__GIVEN EXERCISE__
Copy, from the entries below, each line in which the string "Militare" appears.

begin

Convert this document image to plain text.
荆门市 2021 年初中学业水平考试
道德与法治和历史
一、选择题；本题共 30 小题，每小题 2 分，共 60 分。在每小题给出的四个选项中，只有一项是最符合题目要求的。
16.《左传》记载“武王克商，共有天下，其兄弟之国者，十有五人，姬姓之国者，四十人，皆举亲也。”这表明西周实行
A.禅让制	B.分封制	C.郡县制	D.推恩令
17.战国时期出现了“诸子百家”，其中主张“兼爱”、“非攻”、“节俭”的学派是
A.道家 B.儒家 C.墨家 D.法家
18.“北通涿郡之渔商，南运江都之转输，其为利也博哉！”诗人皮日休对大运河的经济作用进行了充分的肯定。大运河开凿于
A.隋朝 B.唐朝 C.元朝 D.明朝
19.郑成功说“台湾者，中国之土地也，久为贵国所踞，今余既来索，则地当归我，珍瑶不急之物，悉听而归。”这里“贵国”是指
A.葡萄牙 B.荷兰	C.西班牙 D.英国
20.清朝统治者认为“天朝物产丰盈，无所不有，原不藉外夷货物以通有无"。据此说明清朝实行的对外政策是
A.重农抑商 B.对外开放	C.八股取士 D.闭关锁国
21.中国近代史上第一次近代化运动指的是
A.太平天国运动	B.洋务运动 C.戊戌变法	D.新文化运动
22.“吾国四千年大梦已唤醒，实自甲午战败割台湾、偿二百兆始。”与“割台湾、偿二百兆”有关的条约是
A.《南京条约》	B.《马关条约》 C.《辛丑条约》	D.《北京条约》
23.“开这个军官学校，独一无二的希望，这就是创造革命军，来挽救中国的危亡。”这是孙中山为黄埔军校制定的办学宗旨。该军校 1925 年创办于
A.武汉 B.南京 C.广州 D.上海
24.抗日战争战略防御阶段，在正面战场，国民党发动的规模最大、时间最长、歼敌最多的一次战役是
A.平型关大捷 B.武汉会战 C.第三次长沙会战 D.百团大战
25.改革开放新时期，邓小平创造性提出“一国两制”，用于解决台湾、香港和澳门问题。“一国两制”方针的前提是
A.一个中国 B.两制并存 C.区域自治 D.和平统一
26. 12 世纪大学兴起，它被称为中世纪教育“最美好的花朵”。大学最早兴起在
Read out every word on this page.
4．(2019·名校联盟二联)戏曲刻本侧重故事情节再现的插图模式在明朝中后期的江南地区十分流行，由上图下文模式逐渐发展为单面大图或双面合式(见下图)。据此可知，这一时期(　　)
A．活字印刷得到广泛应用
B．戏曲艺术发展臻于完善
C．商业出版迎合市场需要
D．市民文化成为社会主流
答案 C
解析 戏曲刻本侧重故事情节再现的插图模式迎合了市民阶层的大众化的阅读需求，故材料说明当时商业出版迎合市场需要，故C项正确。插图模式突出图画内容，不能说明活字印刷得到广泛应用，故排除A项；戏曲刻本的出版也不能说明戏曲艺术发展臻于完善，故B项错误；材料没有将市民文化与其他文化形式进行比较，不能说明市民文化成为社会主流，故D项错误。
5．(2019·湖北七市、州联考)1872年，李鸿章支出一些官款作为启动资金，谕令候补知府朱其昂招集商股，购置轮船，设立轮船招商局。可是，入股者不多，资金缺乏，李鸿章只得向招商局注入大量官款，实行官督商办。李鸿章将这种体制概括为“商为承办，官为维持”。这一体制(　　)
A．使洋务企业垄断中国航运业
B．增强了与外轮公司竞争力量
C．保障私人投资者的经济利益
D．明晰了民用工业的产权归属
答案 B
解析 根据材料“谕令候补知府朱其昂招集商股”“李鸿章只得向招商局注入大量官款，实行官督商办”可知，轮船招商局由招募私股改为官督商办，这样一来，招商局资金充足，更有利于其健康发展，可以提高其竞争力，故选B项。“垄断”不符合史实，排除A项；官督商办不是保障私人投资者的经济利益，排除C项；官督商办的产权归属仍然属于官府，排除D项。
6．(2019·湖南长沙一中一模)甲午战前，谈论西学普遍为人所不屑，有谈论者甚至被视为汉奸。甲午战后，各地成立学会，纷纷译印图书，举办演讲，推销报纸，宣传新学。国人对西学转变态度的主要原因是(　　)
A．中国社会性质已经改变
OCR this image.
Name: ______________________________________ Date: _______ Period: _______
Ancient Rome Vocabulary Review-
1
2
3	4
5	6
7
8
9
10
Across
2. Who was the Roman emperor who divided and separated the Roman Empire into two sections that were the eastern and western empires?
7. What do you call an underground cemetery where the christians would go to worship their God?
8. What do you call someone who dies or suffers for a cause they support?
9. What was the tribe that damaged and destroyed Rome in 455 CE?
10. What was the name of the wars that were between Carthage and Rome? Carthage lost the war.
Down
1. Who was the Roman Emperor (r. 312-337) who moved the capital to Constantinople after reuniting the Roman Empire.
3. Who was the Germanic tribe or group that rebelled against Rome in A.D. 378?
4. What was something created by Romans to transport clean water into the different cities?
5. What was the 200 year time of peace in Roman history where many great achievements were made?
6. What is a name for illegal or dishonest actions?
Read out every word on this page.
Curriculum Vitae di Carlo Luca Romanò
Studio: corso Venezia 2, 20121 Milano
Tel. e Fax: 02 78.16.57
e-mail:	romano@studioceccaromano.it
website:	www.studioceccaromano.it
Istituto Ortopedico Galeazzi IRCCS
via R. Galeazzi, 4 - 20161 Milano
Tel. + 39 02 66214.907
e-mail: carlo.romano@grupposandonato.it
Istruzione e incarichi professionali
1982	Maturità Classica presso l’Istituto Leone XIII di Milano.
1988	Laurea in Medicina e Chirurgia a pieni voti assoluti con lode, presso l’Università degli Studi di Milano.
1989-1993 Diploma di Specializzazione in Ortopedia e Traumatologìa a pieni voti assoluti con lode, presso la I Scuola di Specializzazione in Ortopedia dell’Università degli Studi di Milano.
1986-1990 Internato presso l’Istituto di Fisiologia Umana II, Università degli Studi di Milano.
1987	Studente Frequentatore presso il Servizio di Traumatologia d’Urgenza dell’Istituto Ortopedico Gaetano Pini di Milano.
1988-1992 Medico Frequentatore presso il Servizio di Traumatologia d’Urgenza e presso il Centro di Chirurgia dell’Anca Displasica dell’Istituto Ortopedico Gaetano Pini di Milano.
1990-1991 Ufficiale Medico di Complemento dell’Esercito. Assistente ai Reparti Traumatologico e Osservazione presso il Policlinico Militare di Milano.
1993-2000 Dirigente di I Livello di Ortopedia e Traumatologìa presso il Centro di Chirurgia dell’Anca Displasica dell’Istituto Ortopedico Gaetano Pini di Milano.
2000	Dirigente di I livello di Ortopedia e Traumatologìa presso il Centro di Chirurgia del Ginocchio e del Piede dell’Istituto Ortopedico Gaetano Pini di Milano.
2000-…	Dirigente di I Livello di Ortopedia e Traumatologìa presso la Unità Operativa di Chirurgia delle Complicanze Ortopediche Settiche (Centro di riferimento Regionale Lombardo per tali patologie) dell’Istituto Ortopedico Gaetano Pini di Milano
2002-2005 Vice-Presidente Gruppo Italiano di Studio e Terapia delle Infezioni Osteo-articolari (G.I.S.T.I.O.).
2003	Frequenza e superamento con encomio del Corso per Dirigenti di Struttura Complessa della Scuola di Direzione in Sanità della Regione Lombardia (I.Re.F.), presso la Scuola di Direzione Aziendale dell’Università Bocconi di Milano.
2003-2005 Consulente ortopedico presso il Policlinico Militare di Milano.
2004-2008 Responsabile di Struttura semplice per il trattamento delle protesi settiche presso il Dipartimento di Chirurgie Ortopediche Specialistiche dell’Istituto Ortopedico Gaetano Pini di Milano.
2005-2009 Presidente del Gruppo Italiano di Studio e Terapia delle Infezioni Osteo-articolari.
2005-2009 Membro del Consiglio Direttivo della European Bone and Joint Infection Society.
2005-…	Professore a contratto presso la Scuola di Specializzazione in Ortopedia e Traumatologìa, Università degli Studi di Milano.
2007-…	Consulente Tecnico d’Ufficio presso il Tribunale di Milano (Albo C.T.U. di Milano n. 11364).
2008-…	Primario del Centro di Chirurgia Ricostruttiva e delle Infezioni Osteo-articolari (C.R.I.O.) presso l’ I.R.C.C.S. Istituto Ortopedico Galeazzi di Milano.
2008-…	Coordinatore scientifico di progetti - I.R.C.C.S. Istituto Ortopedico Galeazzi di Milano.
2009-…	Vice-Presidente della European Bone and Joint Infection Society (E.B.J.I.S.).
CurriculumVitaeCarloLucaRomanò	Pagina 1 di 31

end

__OUTPUT FOR THIS TASK__
1990-1991 Ufficiale Medico di Complemento dell’Esercito. Assistente ai Reparti Traumatologico e Osservazione presso il Policlinico Militare di Milano.
2003-2005 Consulente ortopedico presso il Policlinico Militare di Milano.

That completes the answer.